**PROBLEM**
Give the number of lines in this listing that contain the word "行政审批或技术审查事项", and nothing else.

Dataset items

+++

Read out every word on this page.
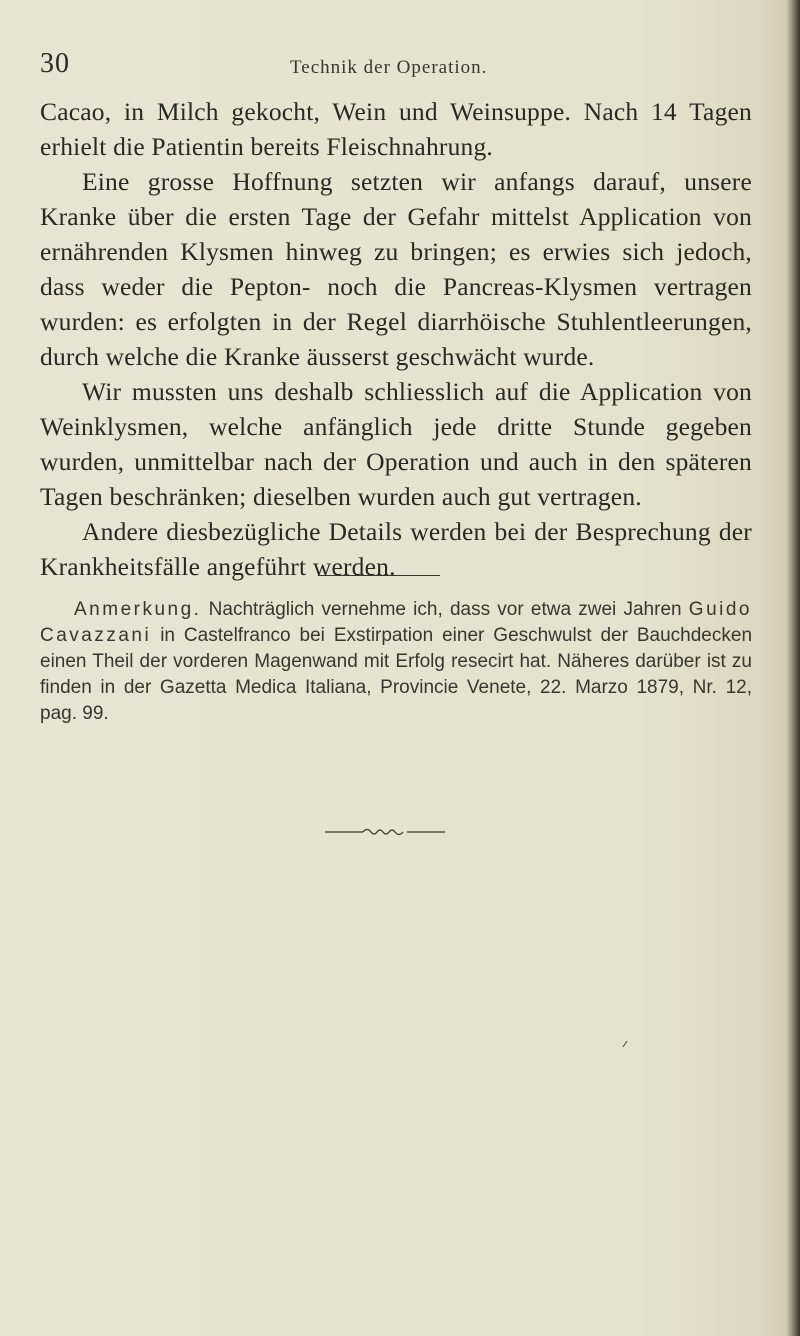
30	Technik der Operation.

Cacao, in Milch gekocht, Wein und Weinsuppe. Nach 14 Tagen erhielt die Patientin bereits Fleischnahrung.

Eine grosse Hoffnung setzten wir anfangs darauf, unsere Kranke über die ersten Tage der Gefahr mittelst Application von ernährenden Klysmen hinweg zu bringen; es erwies sich jedoch, dass weder die Pepton- noch die Pancreas-Klysmen vertragen wurden: es erfolgten in der Regel diarrhöische Stuhlentleerungen, durch welche die Kranke äusserst geschwächt wurde.

Wir mussten uns deshalb schliesslich auf die Application von Weinklysmen, welche anfänglich jede dritte Stunde gegeben wurden, unmittelbar nach der Operation und auch in den späteren Tagen beschränken; dieselben wurden auch gut vertragen.

Andere diesbezügliche Details werden bei der Besprechung der Krankheitsfälle angeführt werden.

Anmerkung. Nachträglich vernehme ich, dass vor etwa zwei Jahren Guido Cavazzani in Castelfranco bei Exstirpation einer Geschwulst der Bauchdecken einen Theil der vorderen Magenwand mit Erfolg resecirt hat. Näheres darüber ist zu finden in der Gazetta Medica Italiana, Provincie Venete, 22. Marzo 1879, Nr. 12, pag. 99.
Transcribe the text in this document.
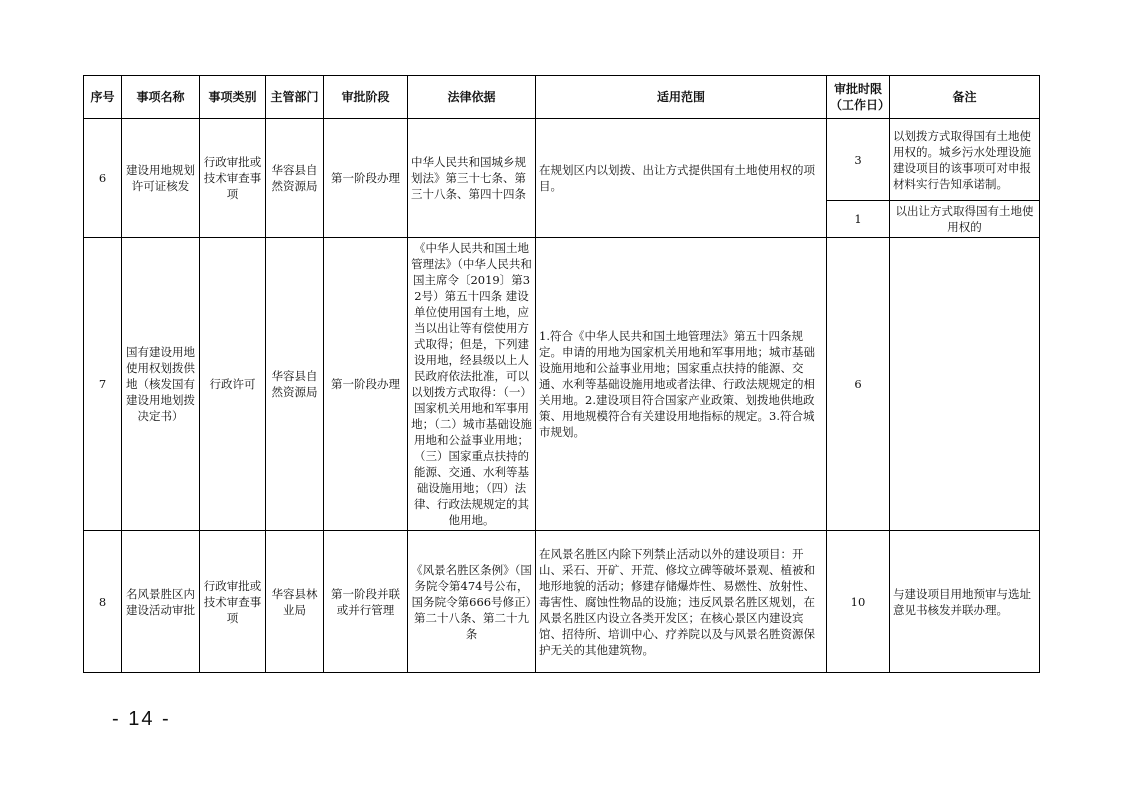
序号	事项名称	事项类别	主管部门	审批阶段	法律依据	适用范围	审批时限（工作日）	备注
6	建设用地规划许可证核发	行政审批或技术审查事项	华容县自然资源局	第一阶段办理	中华人民共和国城乡规划法》第三十七条、第三十八条、第四十四条	在规划区内以划拨、出让方式提供国有土地使用权的项目。	3	以划拨方式取得国有土地使用权的。城乡污水处理设施建设项目的该事项可对申报材料实行告知承诺制。
							1	以出让方式取得国有土地使用权的
7	国有建设用地使用权划拨供地（核发国有建设用地划拨决定书）	行政许可	华容县自然资源局	第一阶段办理	《中华人民共和国土地管理法》（中华人民共和国主席令〔2019〕第32号）第五十四条 建设单位使用国有土地，应当以出让等有偿使用方式取得；但是，下列建设用地，经县级以上人民政府依法批准，可以以划拨方式取得：（一）国家机关用地和军事用地；（二）城市基础设施用地和公益事业用地；（三）国家重点扶持的能源、交通、水利等基础设施用地；（四）法律、行政法规规定的其他用地。	1.符合《中华人民共和国土地管理法》第五十四条规定。申请的用地为国家机关用地和军事用地；城市基础设施用地和公益事业用地；国家重点扶持的能源、交通、水利等基础设施用地或者法律、行政法规规定的相关用地。2.建设项目符合国家产业政策、划拨地供地政策、用地规模符合有关建设用地指标的规定。3.符合城市规划。	6	
8	名风景胜区内建设活动审批	行政审批或技术审查事项	华容县林业局	第一阶段并联或并行管理	《风景名胜区条例》（国务院令第474号公布，国务院令第666号修正）第二十八条、第二十九条	在风景名胜区内除下列禁止活动以外的建设项目：开山、采石、开矿、开荒、修坟立碑等破坏景观、植被和地形地貌的活动；修建存储爆炸性、易燃性、放射性、毒害性、腐蚀性物品的设施；违反风景名胜区规划，在风景名胜区内设立各类开发区；在核心景区内建设宾馆、招待所、培训中心、疗养院以及与风景名胜资源保护无关的其他建筑物。	10	与建设项目用地预审与选址意见书核发并联办理。
- 14 -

+++

**SOLUTION TO THIS EXERCISE**
2